WHAT YOU NEED TO DO — Summarize the abstract on nickel-mediated mitoxantrone loading in two sentences.

Ni2+-mediated mitoxantrone encapsulation: improved efficacy of fast release formulation.

Despite that in solution we cannot detect the interaction between Ni(2+) and mitoxantrone (MIT), Ni(2+) could mediate effective and stable MIT loading into large unilamellar vesicles (LUVs). The presence of nigericin had almost no influences on MIT encapsulation. However, in the presence of NH(3), the drug loading kinetics significantly altered. UV-vis spectrum analysis revealed that the absorption profile of liposomal MIT prepared with NiSO(4) gradient method was markedly different from that of liposomal MIT prepared with pH gradient method and that of free MIT. Three liposomal formulations were prepared, which were made from DMPC/chol, DPPC/chol and HSPC/chol and named LM-m, LM-p and LM-s. The in vitro release T(1/2) values for the formulations were 15.0, 28.2 and 38.5h, respectively. Following an intravenous injection into BDF1 mice at a dose of 4 mg/kg, the MIT plasma levels at 24h time point were 3.3, 11.3 and 12.7 microg/mL, considerably compared to that of free MIT group. In L1210 ascitic model, LM-m therapy resulted in approximately 60% long-term survivor (>60 days), and increased survival times in comparison with other treatments. However, both LM-p and LM-s formulations were less therapeutically active than free MIT. In conclusion, transmembrane NiSO(4) gradient could mediate effective MIT loading, and the formulation prepared with fluid lipid had fast release rate and improved efficacy in L1210 ascitic tumor model.

RECORDS —
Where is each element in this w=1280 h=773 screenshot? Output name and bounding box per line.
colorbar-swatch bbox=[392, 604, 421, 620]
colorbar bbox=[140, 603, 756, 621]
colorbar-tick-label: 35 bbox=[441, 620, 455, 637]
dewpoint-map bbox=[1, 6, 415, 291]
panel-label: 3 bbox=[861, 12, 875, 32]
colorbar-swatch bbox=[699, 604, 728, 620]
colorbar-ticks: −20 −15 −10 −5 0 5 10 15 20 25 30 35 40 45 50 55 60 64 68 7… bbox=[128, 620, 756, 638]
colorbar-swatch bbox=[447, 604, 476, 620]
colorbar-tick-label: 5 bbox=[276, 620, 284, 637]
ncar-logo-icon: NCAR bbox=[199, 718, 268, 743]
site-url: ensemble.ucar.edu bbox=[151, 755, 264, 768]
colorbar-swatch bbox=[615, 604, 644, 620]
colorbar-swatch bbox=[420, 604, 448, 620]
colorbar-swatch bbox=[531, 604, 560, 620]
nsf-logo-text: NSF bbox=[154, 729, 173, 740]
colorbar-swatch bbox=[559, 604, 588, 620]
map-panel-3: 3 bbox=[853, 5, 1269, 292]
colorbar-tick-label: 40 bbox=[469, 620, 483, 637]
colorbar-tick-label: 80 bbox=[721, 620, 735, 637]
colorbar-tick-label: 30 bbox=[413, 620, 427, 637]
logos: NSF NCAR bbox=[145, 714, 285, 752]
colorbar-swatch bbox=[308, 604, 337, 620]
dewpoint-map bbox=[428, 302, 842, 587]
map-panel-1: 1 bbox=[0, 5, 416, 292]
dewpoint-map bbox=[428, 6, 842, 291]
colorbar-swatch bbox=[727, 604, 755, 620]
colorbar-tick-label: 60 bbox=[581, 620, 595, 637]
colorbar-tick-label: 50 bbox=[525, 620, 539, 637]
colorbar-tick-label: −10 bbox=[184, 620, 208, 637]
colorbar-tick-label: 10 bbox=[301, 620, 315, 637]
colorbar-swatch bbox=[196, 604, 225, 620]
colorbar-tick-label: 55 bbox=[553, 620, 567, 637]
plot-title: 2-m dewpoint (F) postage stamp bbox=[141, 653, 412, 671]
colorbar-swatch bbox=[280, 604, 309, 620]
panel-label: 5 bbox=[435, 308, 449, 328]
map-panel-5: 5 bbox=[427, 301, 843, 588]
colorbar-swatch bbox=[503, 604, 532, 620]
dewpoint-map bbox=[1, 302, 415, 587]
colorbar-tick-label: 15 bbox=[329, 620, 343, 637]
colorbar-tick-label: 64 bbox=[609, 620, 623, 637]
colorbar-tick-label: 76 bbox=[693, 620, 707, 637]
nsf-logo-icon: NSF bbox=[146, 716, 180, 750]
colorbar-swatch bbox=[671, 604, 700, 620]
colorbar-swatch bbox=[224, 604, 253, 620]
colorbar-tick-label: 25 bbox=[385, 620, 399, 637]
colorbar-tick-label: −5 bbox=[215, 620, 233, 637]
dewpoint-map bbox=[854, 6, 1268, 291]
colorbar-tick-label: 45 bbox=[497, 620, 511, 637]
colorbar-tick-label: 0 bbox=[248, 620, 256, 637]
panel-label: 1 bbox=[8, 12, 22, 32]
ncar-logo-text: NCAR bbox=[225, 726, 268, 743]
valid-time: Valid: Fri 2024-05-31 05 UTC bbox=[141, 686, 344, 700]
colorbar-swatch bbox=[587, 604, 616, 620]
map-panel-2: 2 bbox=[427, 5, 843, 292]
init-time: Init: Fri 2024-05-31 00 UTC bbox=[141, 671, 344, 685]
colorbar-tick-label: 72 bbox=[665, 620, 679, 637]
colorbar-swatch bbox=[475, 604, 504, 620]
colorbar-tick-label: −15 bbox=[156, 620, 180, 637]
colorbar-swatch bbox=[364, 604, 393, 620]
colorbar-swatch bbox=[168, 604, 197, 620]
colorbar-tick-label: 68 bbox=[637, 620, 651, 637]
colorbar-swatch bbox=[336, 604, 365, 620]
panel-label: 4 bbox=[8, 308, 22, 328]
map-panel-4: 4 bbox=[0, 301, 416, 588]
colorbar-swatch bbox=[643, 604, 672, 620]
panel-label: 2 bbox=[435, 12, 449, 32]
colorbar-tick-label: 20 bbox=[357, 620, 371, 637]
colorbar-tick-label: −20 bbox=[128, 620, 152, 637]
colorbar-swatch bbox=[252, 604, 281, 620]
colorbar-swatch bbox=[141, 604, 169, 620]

RESPONSE TO THE EXERCISE — A transmembrane NiSO4 gradient mediated effective and stable loading of mitoxantrone into large unilamellar vesicles, and three liposomal formulations made from DMPC/chol, DPPC/chol and HSPC/chol showed in vitro release half-lives of 15.0, 28.2 and 38.5 h. In the L1210 ascitic tumor model, the fast-release DMPC/chol formulation (LM-m) produced about 60% long-term survivors and longer survival than the other treatments, while the two slower-release formulations were less active than free mitoxantrone.